List all the lines in these records that hold "循环系统".
»»
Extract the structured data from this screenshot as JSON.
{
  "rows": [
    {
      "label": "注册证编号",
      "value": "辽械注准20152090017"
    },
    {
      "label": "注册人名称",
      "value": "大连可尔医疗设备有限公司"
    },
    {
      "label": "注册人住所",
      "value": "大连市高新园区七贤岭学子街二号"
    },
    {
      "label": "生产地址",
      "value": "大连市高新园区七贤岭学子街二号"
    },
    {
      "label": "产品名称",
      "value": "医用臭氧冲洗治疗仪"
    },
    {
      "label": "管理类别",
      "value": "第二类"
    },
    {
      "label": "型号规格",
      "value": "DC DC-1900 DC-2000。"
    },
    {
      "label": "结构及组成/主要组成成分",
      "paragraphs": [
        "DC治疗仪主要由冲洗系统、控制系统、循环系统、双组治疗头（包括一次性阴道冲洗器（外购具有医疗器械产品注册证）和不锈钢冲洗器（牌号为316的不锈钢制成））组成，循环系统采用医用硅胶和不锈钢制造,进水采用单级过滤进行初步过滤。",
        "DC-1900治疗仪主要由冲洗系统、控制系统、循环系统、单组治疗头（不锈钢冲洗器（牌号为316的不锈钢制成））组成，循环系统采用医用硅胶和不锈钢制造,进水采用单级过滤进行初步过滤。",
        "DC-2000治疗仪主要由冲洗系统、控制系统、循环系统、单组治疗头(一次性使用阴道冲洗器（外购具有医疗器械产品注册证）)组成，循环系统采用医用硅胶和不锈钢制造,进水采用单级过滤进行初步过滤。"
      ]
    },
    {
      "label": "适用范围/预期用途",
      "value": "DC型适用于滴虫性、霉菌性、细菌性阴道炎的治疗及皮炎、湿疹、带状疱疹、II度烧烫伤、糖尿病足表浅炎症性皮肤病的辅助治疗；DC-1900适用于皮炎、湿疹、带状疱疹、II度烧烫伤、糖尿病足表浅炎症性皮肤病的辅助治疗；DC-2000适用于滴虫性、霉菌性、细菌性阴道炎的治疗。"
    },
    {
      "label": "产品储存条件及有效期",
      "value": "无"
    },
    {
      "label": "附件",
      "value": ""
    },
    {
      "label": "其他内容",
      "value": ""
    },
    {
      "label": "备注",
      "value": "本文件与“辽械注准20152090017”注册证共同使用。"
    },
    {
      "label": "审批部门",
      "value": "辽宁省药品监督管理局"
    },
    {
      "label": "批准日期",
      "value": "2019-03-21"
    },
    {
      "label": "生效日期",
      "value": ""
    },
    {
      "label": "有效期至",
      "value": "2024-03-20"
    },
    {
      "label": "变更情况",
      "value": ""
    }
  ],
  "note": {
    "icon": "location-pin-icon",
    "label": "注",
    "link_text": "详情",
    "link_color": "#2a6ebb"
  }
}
««
* _SOLUTION_
        "DC治疗仪主要由冲洗系统、控制系统、循环系统、双组治疗头（包括一次性阴道冲洗器（外购具有医疗器械产品注册证）和不锈钢冲洗器（牌号为316的不锈钢制成））组成，循环系统采用医用硅胶和不锈钢制造,进水采用单级过滤进行初步过滤。",
        "DC-1900治疗仪主要由冲洗系统、控制系统、循环系统、单组治疗头（不锈钢冲洗器（牌号为316的不锈钢制成））组成，循环系统采用医用硅胶和不锈钢制造,进水采用单级过滤进行初步过滤。",
        "DC-2000治疗仪主要由冲洗系统、控制系统、循环系统、单组治疗头(一次性使用阴道冲洗器（外购具有医疗器械产品注册证）)组成，循环系统采用医用硅胶和不锈钢制造,进水采用单级过滤进行初步过滤。"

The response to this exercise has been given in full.